(Entries from a visual dataset)

--------------------

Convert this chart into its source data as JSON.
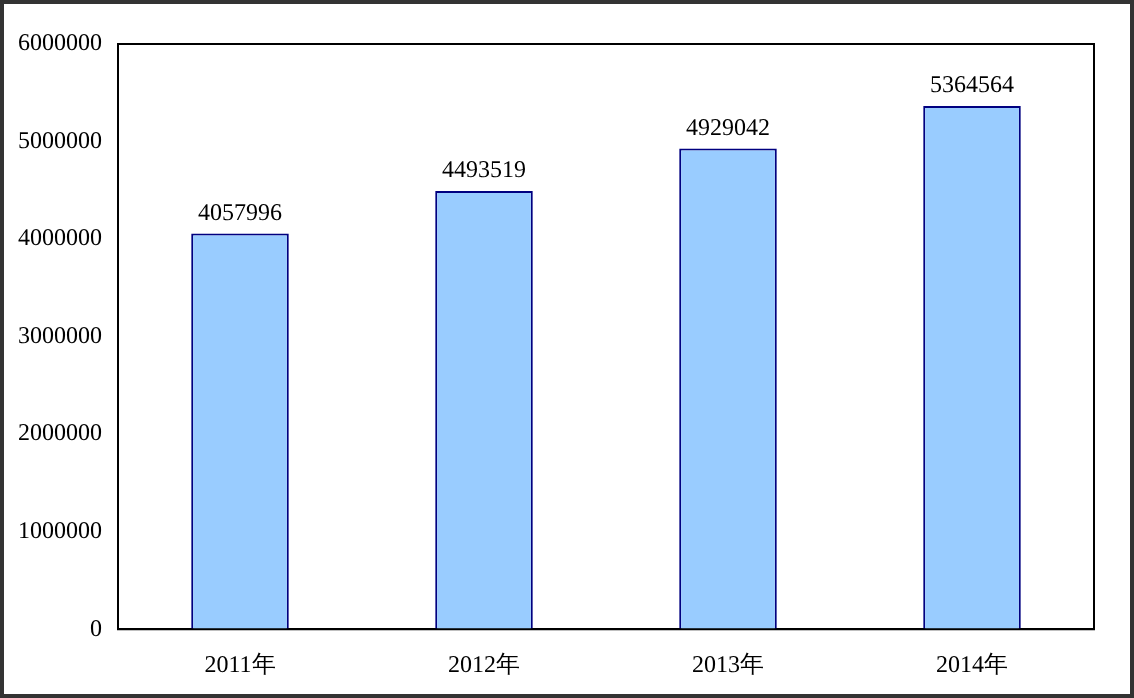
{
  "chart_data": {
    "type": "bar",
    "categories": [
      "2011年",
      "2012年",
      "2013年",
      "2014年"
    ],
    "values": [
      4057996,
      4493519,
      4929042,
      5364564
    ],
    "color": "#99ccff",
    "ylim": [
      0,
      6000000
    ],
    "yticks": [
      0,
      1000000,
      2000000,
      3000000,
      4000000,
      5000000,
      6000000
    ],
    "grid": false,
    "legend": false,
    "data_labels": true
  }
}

--------------------

- [Instructions to follow]
Transcribe each entry above exactly, apart from the pictures.

- [Written answer]
Convert this chart into its source data as JSON.
{
  "chart_data": {
    "type": "bar",
    "categories": [
      "2011年",
      "2012年",
      "2013年",
      "2014年"
    ],
    "values": [
      4057996,
      4493519,
      4929042,
      5364564
    ],
    "color": "#99ccff",
    "ylim": [
      0,
      6000000
    ],
    "yticks": [
      0,
      1000000,
      2000000,
      3000000,
      4000000,
      5000000,
      6000000
    ],
    "grid": false,
    "legend": false,
    "data_labels": true
  }
}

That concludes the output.